> [EXERCISE AIM]:
Write out each line beneath this one exactly as it reads.
-- -- --
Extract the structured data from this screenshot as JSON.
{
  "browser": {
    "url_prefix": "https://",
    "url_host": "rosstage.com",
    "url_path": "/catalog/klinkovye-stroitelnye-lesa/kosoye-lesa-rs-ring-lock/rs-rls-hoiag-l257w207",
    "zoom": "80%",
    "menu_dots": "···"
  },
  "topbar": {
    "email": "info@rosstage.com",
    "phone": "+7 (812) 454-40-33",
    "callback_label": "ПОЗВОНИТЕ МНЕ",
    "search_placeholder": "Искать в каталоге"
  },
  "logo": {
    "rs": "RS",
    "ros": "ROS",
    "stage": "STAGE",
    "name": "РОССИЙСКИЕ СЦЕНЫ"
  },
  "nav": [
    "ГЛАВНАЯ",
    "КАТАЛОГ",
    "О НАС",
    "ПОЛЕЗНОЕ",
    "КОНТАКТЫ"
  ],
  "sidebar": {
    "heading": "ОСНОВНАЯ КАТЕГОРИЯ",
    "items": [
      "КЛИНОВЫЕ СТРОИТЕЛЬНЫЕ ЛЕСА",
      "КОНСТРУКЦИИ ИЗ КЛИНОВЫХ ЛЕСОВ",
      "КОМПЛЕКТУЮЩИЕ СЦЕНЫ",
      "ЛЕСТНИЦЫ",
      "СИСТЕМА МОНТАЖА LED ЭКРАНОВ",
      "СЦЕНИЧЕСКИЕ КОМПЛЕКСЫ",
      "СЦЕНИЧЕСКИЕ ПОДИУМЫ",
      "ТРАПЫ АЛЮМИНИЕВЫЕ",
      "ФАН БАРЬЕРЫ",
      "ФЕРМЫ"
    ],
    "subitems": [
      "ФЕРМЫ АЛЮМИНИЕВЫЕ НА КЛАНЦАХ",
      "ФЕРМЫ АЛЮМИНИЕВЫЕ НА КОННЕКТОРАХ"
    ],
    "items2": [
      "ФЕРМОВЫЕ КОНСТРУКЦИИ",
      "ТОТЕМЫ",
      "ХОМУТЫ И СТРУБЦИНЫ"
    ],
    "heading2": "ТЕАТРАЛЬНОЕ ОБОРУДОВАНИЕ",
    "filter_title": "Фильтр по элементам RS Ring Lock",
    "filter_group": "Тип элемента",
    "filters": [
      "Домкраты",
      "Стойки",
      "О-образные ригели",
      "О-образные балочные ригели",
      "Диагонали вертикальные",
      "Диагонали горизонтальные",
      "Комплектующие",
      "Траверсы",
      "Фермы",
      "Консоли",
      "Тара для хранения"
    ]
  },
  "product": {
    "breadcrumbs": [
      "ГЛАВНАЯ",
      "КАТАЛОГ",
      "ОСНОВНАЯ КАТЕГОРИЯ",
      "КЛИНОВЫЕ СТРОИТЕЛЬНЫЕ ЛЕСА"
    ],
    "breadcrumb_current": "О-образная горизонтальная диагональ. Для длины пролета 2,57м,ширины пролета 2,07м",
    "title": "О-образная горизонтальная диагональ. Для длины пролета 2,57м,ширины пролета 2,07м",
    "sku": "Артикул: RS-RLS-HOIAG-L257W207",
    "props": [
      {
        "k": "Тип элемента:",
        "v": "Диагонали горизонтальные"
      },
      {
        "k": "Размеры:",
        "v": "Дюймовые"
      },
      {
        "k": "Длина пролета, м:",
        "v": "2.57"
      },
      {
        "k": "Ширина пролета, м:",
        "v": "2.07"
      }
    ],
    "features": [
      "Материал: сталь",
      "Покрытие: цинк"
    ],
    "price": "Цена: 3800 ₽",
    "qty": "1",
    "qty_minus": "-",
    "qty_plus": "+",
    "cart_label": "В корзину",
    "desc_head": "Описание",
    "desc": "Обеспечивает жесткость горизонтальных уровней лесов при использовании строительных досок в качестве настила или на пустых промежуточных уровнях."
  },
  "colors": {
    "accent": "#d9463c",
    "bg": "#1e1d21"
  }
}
-- -- --
> [FINAL RESULT]:
Extract the structured data from this screenshot as JSON.
{
  "browser": {
    "url_prefix": "https://",
    "url_host": "rosstage.com",
    "url_path": "/catalog/klinkovye-stroitelnye-lesa/kosoye-lesa-rs-ring-lock/rs-rls-hoiag-l257w207",
    "zoom": "80%",
    "menu_dots": "···"
  },
  "topbar": {
    "email": "info@rosstage.com",
    "phone": "+7 (812) 454-40-33",
    "callback_label": "ПОЗВОНИТЕ МНЕ",
    "search_placeholder": "Искать в каталоге"
  },
  "logo": {
    "rs": "RS",
    "ros": "ROS",
    "stage": "STAGE",
    "name": "РОССИЙСКИЕ СЦЕНЫ"
  },
  "nav": [
    "ГЛАВНАЯ",
    "КАТАЛОГ",
    "О НАС",
    "ПОЛЕЗНОЕ",
    "КОНТАКТЫ"
  ],
  "sidebar": {
    "heading": "ОСНОВНАЯ КАТЕГОРИЯ",
    "items": [
      "КЛИНОВЫЕ СТРОИТЕЛЬНЫЕ ЛЕСА",
      "КОНСТРУКЦИИ ИЗ КЛИНОВЫХ ЛЕСОВ",
      "КОМПЛЕКТУЮЩИЕ СЦЕНЫ",
      "ЛЕСТНИЦЫ",
      "СИСТЕМА МОНТАЖА LED ЭКРАНОВ",
      "СЦЕНИЧЕСКИЕ КОМПЛЕКСЫ",
      "СЦЕНИЧЕСКИЕ ПОДИУМЫ",
      "ТРАПЫ АЛЮМИНИЕВЫЕ",
      "ФАН БАРЬЕРЫ",
      "ФЕРМЫ"
    ],
    "subitems": [
      "ФЕРМЫ АЛЮМИНИЕВЫЕ НА КЛАНЦАХ",
      "ФЕРМЫ АЛЮМИНИЕВЫЕ НА КОННЕКТОРАХ"
    ],
    "items2": [
      "ФЕРМОВЫЕ КОНСТРУКЦИИ",
      "ТОТЕМЫ",
      "ХОМУТЫ И СТРУБЦИНЫ"
    ],
    "heading2": "ТЕАТРАЛЬНОЕ ОБОРУДОВАНИЕ",
    "filter_title": "Фильтр по элементам RS Ring Lock",
    "filter_group": "Тип элемента",
    "filters": [
      "Домкраты",
      "Стойки",
      "О-образные ригели",
      "О-образные балочные ригели",
      "Диагонали вертикальные",
      "Диагонали горизонтальные",
      "Комплектующие",
      "Траверсы",
      "Фермы",
      "Консоли",
      "Тара для хранения"
    ]
  },
  "product": {
    "breadcrumbs": [
      "ГЛАВНАЯ",
      "КАТАЛОГ",
      "ОСНОВНАЯ КАТЕГОРИЯ",
      "КЛИНОВЫЕ СТРОИТЕЛЬНЫЕ ЛЕСА"
    ],
    "breadcrumb_current": "О-образная горизонтальная диагональ. Для длины пролета 2,57м,ширины пролета 2,07м",
    "title": "О-образная горизонтальная диагональ. Для длины пролета 2,57м,ширины пролета 2,07м",
    "sku": "Артикул: RS-RLS-HOIAG-L257W207",
    "props": [
      {
        "k": "Тип элемента:",
        "v": "Диагонали горизонтальные"
      },
      {
        "k": "Размеры:",
        "v": "Дюймовые"
      },
      {
        "k": "Длина пролета, м:",
        "v": "2.57"
      },
      {
        "k": "Ширина пролета, м:",
        "v": "2.07"
      }
    ],
    "features": [
      "Материал: сталь",
      "Покрытие: цинк"
    ],
    "price": "Цена: 3800 ₽",
    "qty": "1",
    "qty_minus": "-",
    "qty_plus": "+",
    "cart_label": "В корзину",
    "desc_head": "Описание",
    "desc": "Обеспечивает жесткость горизонтальных уровней лесов при использовании строительных досок в качестве настила или на пустых промежуточных уровнях."
  },
  "colors": {
    "accent": "#d9463c",
    "bg": "#1e1d21"
  }
}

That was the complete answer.